REQUEST —
Quote every line below exactly as it reads.

MATERIALS PROVIDED —
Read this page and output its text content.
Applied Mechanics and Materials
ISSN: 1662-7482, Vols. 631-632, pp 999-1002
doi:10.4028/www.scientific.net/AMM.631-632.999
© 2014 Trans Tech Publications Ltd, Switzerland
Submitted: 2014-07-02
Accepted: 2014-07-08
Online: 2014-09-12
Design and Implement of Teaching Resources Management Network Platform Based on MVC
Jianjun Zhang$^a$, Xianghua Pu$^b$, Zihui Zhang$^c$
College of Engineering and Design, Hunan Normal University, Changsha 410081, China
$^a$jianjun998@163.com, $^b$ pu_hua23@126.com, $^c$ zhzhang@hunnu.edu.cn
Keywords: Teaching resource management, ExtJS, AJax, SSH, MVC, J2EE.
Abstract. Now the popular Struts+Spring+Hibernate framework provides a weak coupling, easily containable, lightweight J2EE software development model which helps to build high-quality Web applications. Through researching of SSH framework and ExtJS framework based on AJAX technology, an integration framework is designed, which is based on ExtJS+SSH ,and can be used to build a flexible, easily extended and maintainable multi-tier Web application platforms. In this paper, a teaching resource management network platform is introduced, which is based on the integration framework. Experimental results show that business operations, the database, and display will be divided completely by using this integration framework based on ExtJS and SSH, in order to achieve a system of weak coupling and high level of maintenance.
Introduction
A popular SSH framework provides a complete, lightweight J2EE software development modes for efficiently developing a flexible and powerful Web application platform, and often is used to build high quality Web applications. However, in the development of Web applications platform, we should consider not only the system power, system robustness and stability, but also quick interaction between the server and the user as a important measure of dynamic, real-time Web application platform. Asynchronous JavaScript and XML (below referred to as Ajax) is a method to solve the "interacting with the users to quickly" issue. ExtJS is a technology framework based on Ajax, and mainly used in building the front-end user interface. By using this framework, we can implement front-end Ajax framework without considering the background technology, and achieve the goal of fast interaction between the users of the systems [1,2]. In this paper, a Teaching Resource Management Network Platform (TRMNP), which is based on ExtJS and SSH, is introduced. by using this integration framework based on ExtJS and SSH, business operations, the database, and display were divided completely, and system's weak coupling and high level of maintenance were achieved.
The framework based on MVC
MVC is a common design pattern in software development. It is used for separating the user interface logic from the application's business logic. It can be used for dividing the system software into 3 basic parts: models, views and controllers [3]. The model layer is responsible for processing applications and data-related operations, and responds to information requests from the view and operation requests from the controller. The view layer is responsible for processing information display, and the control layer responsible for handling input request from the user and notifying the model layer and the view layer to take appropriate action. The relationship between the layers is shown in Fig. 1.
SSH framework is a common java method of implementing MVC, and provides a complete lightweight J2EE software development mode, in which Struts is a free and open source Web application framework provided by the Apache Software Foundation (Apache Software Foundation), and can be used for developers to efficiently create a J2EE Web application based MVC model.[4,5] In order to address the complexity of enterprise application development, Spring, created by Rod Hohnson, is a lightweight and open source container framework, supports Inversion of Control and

ANSWER TO THIS TASK —
Read this page and output its text content.
Applied Mechanics and Materials
ISSN: 1662-7482, Vols. 631-632, pp 999-1002
doi:10.4028/www.scientific.net/AMM.631-632.999
© 2014 Trans Tech Publications Ltd, Switzerland
Submitted: 2014-07-02
Accepted: 2014-07-08
Online: 2014-09-12
Design and Implement of Teaching Resources Management Network Platform Based on MVC
Jianjun Zhang$^a$, Xianghua Pu$^b$, Zihui Zhang$^c$
College of Engineering and Design, Hunan Normal University, Changsha 410081, China
$^a$jianjun998@163.com, $^b$ pu_hua23@126.com, $^c$ zhzhang@hunnu.edu.cn
Keywords: Teaching resource management, ExtJS, AJax, SSH, MVC, J2EE.
Abstract. Now the popular Struts+Spring+Hibernate framework provides a weak coupling, easily containable, lightweight J2EE software development model which helps to build high-quality Web applications. Through researching of SSH framework and ExtJS framework based on AJAX technology, an integration framework is designed, which is based on ExtJS+SSH ,and can be used to build a flexible, easily extended and maintainable multi-tier Web application platforms. In this paper, a teaching resource management network platform is introduced, which is based on the integration framework. Experimental results show that business operations, the database, and display will be divided completely by using this integration framework based on ExtJS and SSH, in order to achieve a system of weak coupling and high level of maintenance.
Introduction
A popular SSH framework provides a complete, lightweight J2EE software development modes for efficiently developing a flexible and powerful Web application platform, and often is used to build high quality Web applications. However, in the development of Web applications platform, we should consider not only the system power, system robustness and stability, but also quick interaction between the server and the user as a important measure of dynamic, real-time Web application platform. Asynchronous JavaScript and XML (below referred to as Ajax) is a method to solve the "interacting with the users to quickly" issue. ExtJS is a technology framework based on Ajax, and mainly used in building the front-end user interface. By using this framework, we can implement front-end Ajax framework without considering the background technology, and achieve the goal of fast interaction between the users of the systems [1,2]. In this paper, a Teaching Resource Management Network Platform (TRMNP), which is based on ExtJS and SSH, is introduced. by using this integration framework based on ExtJS and SSH, business operations, the database, and display were divided completely, and system's weak coupling and high level of maintenance were achieved.
The framework based on MVC
MVC is a common design pattern in software development. It is used for separating the user interface logic from the application's business logic. It can be used for dividing the system software into 3 basic parts: models, views and controllers [3]. The model layer is responsible for processing applications and data-related operations, and responds to information requests from the view and operation requests from the controller. The view layer is responsible for processing information display, and the control layer responsible for handling input request from the user and notifying the model layer and the view layer to take appropriate action. The relationship between the layers is shown in Fig. 1.
SSH framework is a common java method of implementing MVC, and provides a complete lightweight J2EE software development mode, in which Struts is a free and open source Web application framework provided by the Apache Software Foundation (Apache Software Foundation), and can be used for developers to efficiently create a J2EE Web application based MVC model.[4,5] In order to address the complexity of enterprise application development, Spring, created by Rod Hohnson, is a lightweight and open source container framework, supports Inversion of Control and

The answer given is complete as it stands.